What is required →
In the carbon transport and storage passage below, write out word for word the part that begins with "Deep dive: Carbon" and ends with "from speculative announcements.".

Document passage →
Deep dive: Carbon transport & storage infrastructure — the fastest-moving subsegments to watch

Global CO2 pipeline capacity surged past 12,500 kilometers of permitted or under-construction routes in 2025, a 340% increase from 2022 levels, according to the Global CCS Institute's annual status report. Yet less than 30% of announced carbon transport and storage projects have reached final investment decision, revealing a sector where ambition vastly outpaces execution and where procurement teams must distinguish genuine infrastructure buildout from speculative announcements.

Why It Matters

Carbon capture, utilization, and storage (CCUS) only works at scale if captured CO2 can be moved efficiently from emitters to permanent storage sites. The transport and storage midstream segment has emerged as the critical bottleneck. The International Energy Agency estimated in its 2025 Net Zero Roadmap update that global CO2 transport and storage capacity must reach 1.2 gigatonnes per annum (Gtpa) by 2030 to remain on track for net zero by 2050, compared to roughly 50 million tonnes per annum (Mtpa) of operational capacity at the end of 2025.

The economic case is shifting rapidly. The US Inflation Reduction Act's Section 45Q credit provides $85 per tonne for geological storage and $60 per tonne for enhanced oil recovery, creating a revenue floor that supports infrastructure financing. The EU's Net Zero Industry Act targets 50 Mtpa of CO2 injection capacity by 2030, with member states required to identify and permit storage sites. In the Asia-Pacific region, Australia's Safeguard Mechanism reforms and Japan's Green Transformation (GX) strategy have catalyzed investment in offshore storage hubs, with over $14 billion committed across six major projects since 2024.

For procurement professionals, the implications are direct. Industrial emitters in hard-to-abate sectors (cement, steel, chemicals, refining) face tightening emissions regulations and carbon border adjustments. Access to reliable, cost-competitive CO2 transport and storage is becoming a procurement requirement alongside traditional energy and raw materials sourcing.

Supplied information →

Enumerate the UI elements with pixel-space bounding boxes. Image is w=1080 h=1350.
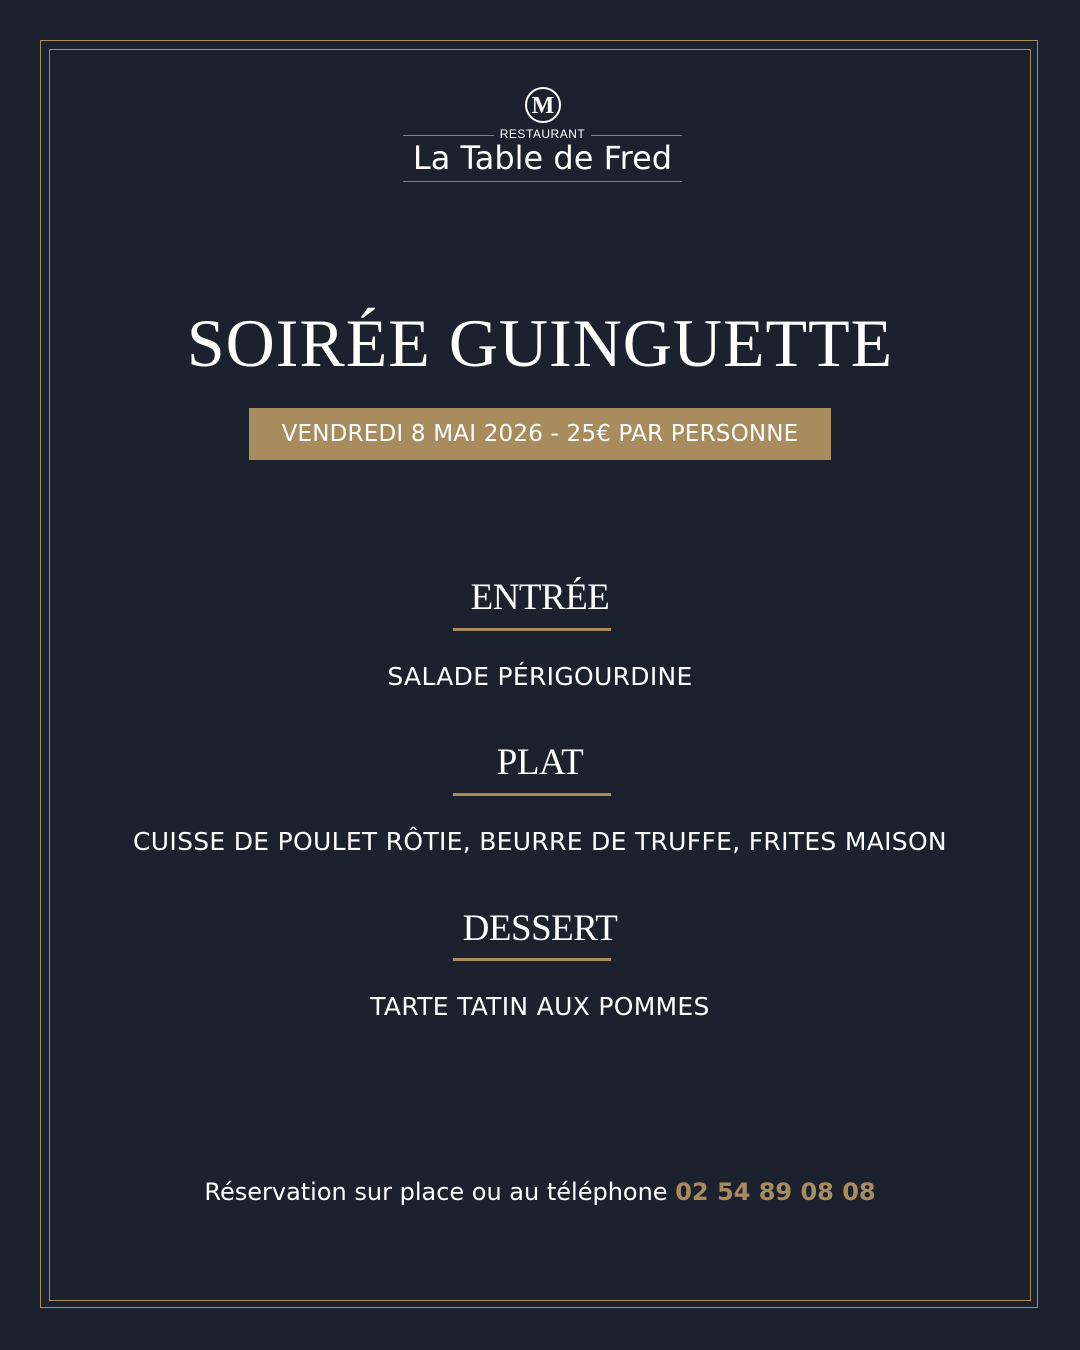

Solution for this task →
Deep dive: Carbon transport & storage infrastructure — the fastest-moving subsegments to watch

Global CO2 pipeline capacity surged past 12,500 kilometers of permitted or under-construction routes in 2025, a 340% increase from 2022 levels, according to the Global CCS Institute's annual status report. Yet less than 30% of announced carbon transport and storage projects have reached final investment decision, revealing a sector where ambition vastly outpaces execution and where procurement teams must distinguish genuine infrastructure buildout from speculative announcements.